__Goal__
Output an exact reproduction of the data.
-- START OF Entries provided --
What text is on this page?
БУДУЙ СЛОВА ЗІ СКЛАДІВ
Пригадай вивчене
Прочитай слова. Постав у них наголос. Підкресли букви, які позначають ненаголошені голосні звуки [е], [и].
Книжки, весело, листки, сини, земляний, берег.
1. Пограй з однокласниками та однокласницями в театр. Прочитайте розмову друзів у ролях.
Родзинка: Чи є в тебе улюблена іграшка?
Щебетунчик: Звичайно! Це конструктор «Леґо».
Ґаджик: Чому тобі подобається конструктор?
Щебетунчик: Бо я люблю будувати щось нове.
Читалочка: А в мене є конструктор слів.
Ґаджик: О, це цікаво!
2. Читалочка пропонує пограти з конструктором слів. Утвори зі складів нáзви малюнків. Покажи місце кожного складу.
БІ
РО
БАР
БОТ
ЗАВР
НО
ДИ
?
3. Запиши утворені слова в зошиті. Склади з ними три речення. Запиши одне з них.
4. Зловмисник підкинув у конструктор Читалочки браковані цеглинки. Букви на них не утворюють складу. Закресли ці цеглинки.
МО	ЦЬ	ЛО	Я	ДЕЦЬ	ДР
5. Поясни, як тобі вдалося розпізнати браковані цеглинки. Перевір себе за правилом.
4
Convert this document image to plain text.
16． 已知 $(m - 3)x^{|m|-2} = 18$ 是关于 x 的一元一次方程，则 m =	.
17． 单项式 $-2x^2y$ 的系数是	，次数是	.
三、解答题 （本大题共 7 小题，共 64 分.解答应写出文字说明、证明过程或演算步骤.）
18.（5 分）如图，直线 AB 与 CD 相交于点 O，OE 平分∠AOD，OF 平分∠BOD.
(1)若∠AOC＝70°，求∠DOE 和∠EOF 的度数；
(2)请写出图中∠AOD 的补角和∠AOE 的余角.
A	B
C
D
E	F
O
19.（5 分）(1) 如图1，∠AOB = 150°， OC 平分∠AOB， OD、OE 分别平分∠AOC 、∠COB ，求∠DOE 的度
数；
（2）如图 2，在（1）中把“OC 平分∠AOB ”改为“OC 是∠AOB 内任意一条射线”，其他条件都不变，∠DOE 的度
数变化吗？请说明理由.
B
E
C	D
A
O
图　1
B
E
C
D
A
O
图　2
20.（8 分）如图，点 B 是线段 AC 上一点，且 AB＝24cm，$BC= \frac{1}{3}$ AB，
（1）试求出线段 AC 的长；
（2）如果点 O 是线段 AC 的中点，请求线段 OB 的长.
-- END OF Entries provided --
__Solution to this task__
What text is on this page?
БУДУЙ СЛОВА ЗІ СКЛАДІВ
Пригадай вивчене
Прочитай слова. Постав у них наголос. Підкресли букви, які позначають ненаголошені голосні звуки [е], [и].
Книжки, весело, листки, сини, земляний, берег.
1. Пограй з однокласниками та однокласницями в театр. Прочитайте розмову друзів у ролях.
Родзинка: Чи є в тебе улюблена іграшка?
Щебетунчик: Звичайно! Це конструктор «Леґо».
Ґаджик: Чому тобі подобається конструктор?
Щебетунчик: Бо я люблю будувати щось нове.
Читалочка: А в мене є конструктор слів.
Ґаджик: О, це цікаво!
2. Читалочка пропонує пограти з конструктором слів. Утвори зі складів нáзви малюнків. Покажи місце кожного складу.
БІ
РО
БАР
БОТ
ЗАВР
НО
ДИ
?
3. Запиши утворені слова в зошиті. Склади з ними три речення. Запиши одне з них.
4. Зловмисник підкинув у конструктор Читалочки браковані цеглинки. Букви на них не утворюють складу. Закресли ці цеглинки.
МО	ЦЬ	ЛО	Я	ДЕЦЬ	ДР
5. Поясни, як тобі вдалося розпізнати браковані цеглинки. Перевір себе за правилом.
4
Convert this document image to plain text.
16． 已知 $(m - 3)x^{|m|-2} = 18$ 是关于 x 的一元一次方程，则 m =	.
17． 单项式 $-2x^2y$ 的系数是	，次数是	.
三、解答题 （本大题共 7 小题，共 64 分.解答应写出文字说明、证明过程或演算步骤.）
18.（5 分）如图，直线 AB 与 CD 相交于点 O，OE 平分∠AOD，OF 平分∠BOD.
(1)若∠AOC＝70°，求∠DOE 和∠EOF 的度数；
(2)请写出图中∠AOD 的补角和∠AOE 的余角.
A	B
C
D
E	F
O
19.（5 分）(1) 如图1，∠AOB = 150°， OC 平分∠AOB， OD、OE 分别平分∠AOC 、∠COB ，求∠DOE 的度
数；
（2）如图 2，在（1）中把“OC 平分∠AOB ”改为“OC 是∠AOB 内任意一条射线”，其他条件都不变，∠DOE 的度
数变化吗？请说明理由.
B
E
C	D
A
O
图　1
B
E
C
D
A
O
图　2
20.（8 分）如图，点 B 是线段 AC 上一点，且 AB＝24cm，$BC= \frac{1}{3}$ AB，
（1）试求出线段 AC 的长；
（2）如果点 O 是线段 AC 的中点，请求线段 OB 的长.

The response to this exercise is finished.